◆ **Written task**: Give the listing again exactly, omitting its images.

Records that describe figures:

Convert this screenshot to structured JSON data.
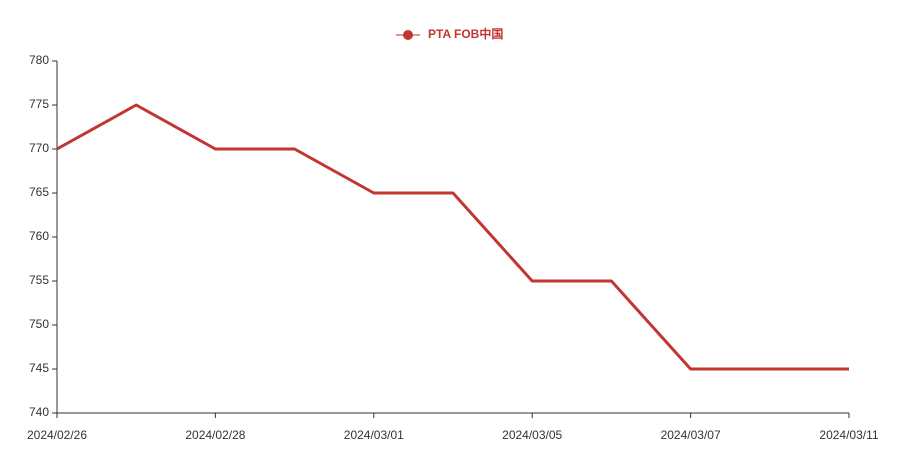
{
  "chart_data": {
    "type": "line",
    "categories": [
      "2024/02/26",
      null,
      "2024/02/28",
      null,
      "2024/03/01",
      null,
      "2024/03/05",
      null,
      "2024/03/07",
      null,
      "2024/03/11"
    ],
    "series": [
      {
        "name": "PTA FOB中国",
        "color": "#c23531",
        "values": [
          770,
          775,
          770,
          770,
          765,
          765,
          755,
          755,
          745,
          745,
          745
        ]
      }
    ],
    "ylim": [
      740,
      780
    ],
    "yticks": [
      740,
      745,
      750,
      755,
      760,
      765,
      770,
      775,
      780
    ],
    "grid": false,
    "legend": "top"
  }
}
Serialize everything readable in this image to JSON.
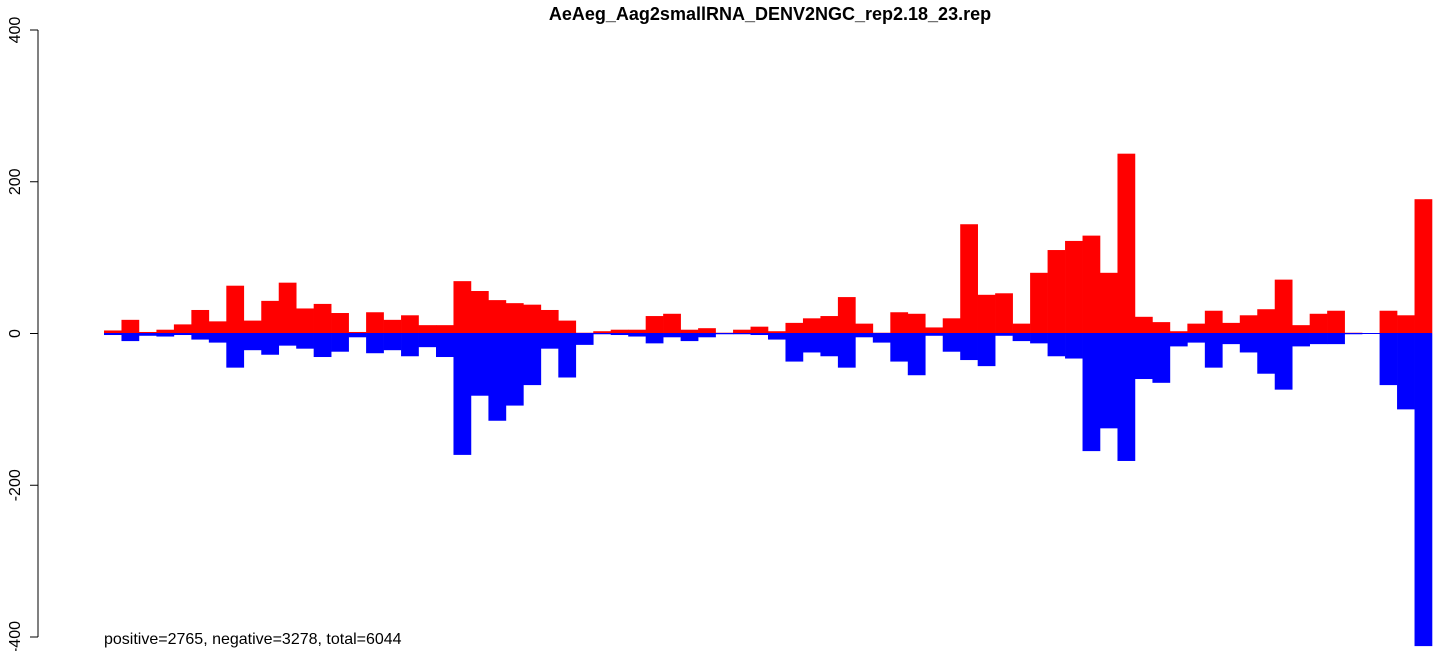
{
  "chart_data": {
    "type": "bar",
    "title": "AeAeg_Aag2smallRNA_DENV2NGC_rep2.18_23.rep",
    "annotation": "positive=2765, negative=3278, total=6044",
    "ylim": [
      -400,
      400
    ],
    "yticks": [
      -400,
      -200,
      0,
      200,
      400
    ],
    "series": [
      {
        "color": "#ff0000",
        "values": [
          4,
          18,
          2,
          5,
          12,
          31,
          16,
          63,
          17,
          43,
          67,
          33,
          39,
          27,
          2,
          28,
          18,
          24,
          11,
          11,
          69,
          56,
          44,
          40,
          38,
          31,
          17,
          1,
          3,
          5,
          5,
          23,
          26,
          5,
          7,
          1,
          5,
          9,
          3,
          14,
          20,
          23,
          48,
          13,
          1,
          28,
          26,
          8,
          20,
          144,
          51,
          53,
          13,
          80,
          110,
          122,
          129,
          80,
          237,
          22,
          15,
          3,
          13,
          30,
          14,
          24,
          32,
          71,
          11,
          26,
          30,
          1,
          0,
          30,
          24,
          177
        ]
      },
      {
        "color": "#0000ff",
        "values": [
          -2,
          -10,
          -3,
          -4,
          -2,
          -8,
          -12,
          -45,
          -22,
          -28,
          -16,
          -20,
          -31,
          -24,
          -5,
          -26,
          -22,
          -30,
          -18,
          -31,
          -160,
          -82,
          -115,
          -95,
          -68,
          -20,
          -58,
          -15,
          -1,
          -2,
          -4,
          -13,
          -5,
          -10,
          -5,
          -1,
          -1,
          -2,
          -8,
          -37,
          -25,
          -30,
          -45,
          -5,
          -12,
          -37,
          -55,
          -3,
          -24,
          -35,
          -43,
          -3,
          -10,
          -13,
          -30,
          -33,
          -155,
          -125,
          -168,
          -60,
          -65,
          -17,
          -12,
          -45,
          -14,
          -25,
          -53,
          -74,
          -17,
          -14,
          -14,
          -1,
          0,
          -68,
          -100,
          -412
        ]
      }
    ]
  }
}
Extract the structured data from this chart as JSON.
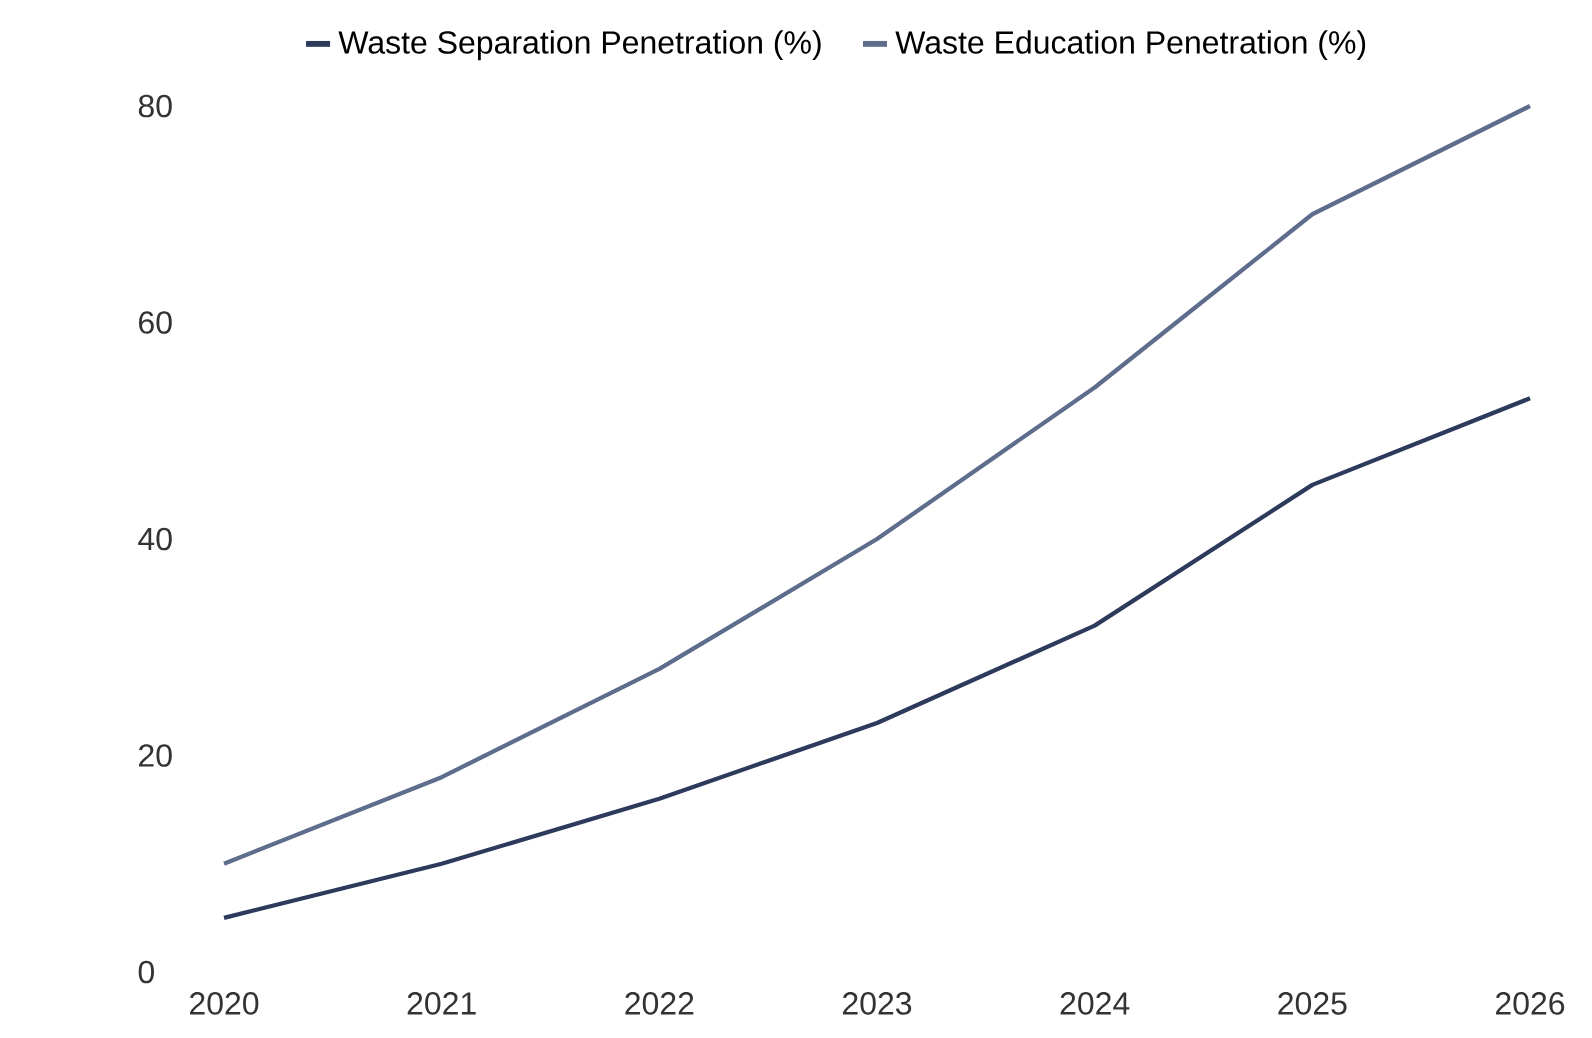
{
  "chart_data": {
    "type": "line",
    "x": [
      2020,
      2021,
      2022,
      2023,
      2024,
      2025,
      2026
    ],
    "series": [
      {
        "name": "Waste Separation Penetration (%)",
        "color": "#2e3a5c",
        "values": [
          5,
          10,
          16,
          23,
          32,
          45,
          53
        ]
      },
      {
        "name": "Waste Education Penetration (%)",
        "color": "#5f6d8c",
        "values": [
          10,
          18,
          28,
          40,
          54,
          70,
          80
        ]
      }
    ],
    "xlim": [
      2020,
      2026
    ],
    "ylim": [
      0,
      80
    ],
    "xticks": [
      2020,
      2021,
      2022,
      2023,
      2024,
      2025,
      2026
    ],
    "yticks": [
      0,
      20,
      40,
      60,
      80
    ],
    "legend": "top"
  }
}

◆ **Exercise answer**:
Convert this screenshot to structured JSON data.
{
  "chart_data": {
    "type": "line",
    "categories": [
      "2024/02/26",
      null,
      "2024/02/28",
      null,
      "2024/03/01",
      null,
      "2024/03/05",
      null,
      "2024/03/07",
      null,
      "2024/03/11"
    ],
    "series": [
      {
        "name": "PTA FOB中国",
        "color": "#c23531",
        "values": [
          770,
          775,
          770,
          770,
          765,
          765,
          755,
          755,
          745,
          745,
          745
        ]
      }
    ],
    "ylim": [
      740,
      780
    ],
    "yticks": [
      740,
      745,
      750,
      755,
      760,
      765,
      770,
      775,
      780
    ],
    "grid": false,
    "legend": "top"
  }
}
Serialize everything readable in this image to JSON.
{
  "chart_data": {
    "type": "bar",
    "title": "AeAeg_Aag2smallRNA_DENV2NGC_rep2.18_23.rep",
    "annotation": "positive=2765, negative=3278, total=6044",
    "ylim": [
      -400,
      400
    ],
    "yticks": [
      -400,
      -200,
      0,
      200,
      400
    ],
    "series": [
      {
        "color": "#ff0000",
        "values": [
          4,
          18,
          2,
          5,
          12,
          31,
          16,
          63,
          17,
          43,
          67,
          33,
          39,
          27,
          2,
          28,
          18,
          24,
          11,
          11,
          69,
          56,
          44,
          40,
          38,
          31,
          17,
          1,
          3,
          5,
          5,
          23,
          26,
          5,
          7,
          1,
          5,
          9,
          3,
          14,
          20,
          23,
          48,
          13,
          1,
          28,
          26,
          8,
          20,
          144,
          51,
          53,
          13,
          80,
          110,
          122,
          129,
          80,
          237,
          22,
          15,
          3,
          13,
          30,
          14,
          24,
          32,
          71,
          11,
          26,
          30,
          1,
          0,
          30,
          24,
          177
        ]
      },
      {
        "color": "#0000ff",
        "values": [
          -2,
          -10,
          -3,
          -4,
          -2,
          -8,
          -12,
          -45,
          -22,
          -28,
          -16,
          -20,
          -31,
          -24,
          -5,
          -26,
          -22,
          -30,
          -18,
          -31,
          -160,
          -82,
          -115,
          -95,
          -68,
          -20,
          -58,
          -15,
          -1,
          -2,
          -4,
          -13,
          -5,
          -10,
          -5,
          -1,
          -1,
          -2,
          -8,
          -37,
          -25,
          -30,
          -45,
          -5,
          -12,
          -37,
          -55,
          -3,
          -24,
          -35,
          -43,
          -3,
          -10,
          -13,
          -30,
          -33,
          -155,
          -125,
          -168,
          -60,
          -65,
          -17,
          -12,
          -45,
          -14,
          -25,
          -53,
          -74,
          -17,
          -14,
          -14,
          -1,
          0,
          -68,
          -100,
          -412
        ]
      }
    ]
  }
}
Extract the structured data from this chart as JSON.
{
  "chart_data": {
    "type": "line",
    "x": [
      2020,
      2021,
      2022,
      2023,
      2024,
      2025,
      2026
    ],
    "series": [
      {
        "name": "Waste Separation Penetration (%)",
        "color": "#2e3a5c",
        "values": [
          5,
          10,
          16,
          23,
          32,
          45,
          53
        ]
      },
      {
        "name": "Waste Education Penetration (%)",
        "color": "#5f6d8c",
        "values": [
          10,
          18,
          28,
          40,
          54,
          70,
          80
        ]
      }
    ],
    "xlim": [
      2020,
      2026
    ],
    "ylim": [
      0,
      80
    ],
    "xticks": [
      2020,
      2021,
      2022,
      2023,
      2024,
      2025,
      2026
    ],
    "yticks": [
      0,
      20,
      40,
      60,
      80
    ],
    "legend": "top"
  }
}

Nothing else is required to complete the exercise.